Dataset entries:
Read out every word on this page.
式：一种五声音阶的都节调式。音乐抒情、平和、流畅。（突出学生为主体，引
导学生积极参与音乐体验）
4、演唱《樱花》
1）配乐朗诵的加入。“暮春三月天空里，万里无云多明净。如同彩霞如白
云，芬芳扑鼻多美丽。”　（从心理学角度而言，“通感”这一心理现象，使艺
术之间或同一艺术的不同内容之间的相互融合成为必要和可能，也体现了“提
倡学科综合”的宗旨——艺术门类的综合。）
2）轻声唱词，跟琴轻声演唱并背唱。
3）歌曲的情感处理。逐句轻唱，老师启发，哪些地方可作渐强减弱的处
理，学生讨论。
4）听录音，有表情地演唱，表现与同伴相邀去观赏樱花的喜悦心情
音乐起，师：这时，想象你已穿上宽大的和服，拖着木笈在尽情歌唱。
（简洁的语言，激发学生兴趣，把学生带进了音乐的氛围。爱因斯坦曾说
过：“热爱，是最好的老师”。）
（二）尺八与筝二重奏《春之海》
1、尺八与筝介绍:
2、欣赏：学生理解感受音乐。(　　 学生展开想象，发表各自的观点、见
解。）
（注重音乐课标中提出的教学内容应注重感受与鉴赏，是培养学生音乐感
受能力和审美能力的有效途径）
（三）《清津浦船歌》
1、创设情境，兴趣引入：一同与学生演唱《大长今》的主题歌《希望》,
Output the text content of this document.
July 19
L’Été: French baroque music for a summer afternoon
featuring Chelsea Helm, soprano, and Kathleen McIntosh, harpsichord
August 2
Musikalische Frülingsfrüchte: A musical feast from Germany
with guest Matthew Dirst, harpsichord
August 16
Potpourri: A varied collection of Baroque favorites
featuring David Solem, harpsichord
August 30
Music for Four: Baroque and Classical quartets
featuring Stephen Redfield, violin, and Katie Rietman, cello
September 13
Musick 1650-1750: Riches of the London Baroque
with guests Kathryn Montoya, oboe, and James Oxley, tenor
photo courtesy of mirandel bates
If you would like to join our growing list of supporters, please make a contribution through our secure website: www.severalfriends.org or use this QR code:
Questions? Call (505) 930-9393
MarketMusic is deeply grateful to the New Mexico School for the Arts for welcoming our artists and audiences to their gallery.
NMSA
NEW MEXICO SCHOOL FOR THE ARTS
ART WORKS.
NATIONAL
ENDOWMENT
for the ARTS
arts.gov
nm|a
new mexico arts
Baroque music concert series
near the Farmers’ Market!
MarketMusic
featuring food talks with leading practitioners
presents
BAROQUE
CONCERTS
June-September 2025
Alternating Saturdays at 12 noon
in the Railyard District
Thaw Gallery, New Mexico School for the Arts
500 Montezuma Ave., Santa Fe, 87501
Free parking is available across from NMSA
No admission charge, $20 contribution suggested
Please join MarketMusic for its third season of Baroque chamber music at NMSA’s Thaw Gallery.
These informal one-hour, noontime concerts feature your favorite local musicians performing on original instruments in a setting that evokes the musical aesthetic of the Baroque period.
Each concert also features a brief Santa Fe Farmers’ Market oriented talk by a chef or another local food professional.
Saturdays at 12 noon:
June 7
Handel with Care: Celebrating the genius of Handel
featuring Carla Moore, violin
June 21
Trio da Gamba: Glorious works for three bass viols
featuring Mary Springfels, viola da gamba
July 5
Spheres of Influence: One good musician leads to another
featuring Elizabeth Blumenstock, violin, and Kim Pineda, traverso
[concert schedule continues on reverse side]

### Task brief
Report how many lines include the word "NMSA". Give nothing but the number.

### Answer for the task
3